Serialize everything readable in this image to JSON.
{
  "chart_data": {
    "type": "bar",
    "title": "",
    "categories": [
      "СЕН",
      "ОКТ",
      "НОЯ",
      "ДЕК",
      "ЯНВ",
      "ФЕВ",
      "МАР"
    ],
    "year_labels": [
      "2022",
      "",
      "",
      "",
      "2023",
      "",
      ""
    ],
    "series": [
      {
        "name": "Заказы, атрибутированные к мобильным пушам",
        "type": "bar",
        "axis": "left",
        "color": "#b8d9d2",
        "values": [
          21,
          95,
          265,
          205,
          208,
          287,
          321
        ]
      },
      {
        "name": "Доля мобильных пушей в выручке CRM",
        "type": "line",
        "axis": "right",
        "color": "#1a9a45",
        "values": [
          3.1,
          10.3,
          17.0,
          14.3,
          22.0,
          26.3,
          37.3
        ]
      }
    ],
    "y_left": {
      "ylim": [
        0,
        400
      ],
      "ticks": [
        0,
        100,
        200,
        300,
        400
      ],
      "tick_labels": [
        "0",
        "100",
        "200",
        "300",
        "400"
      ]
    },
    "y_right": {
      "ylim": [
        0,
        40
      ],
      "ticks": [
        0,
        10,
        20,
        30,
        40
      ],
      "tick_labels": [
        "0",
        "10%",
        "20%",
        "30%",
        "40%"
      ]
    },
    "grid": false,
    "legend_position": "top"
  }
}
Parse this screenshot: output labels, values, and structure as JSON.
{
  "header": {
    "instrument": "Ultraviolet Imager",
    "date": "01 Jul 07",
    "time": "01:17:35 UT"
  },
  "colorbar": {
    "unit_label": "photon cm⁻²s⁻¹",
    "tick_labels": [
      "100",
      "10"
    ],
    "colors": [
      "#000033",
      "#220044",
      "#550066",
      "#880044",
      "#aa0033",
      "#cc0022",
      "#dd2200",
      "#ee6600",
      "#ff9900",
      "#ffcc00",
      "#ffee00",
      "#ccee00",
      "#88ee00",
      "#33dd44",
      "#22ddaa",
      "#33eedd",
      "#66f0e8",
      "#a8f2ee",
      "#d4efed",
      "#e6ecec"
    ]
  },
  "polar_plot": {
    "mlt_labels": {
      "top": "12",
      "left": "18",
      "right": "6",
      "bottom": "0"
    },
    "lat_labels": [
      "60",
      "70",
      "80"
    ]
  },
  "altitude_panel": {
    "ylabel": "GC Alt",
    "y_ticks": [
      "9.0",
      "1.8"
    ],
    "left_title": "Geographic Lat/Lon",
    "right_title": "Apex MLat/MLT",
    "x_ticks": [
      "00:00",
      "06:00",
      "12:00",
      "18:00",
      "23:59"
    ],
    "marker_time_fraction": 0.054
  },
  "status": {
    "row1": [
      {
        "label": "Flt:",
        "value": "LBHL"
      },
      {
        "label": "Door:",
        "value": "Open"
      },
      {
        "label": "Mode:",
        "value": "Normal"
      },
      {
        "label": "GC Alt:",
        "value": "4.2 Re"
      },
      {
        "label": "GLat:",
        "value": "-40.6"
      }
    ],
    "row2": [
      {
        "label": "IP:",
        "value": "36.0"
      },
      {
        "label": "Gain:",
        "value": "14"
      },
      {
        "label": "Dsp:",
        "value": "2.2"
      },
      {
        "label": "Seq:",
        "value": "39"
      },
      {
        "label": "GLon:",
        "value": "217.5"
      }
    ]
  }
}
**********
§ EXERCISE GOAL: Return only the number of lines in the preceding records that contain the string "this".

§ EXERCISE RESPONSE: 2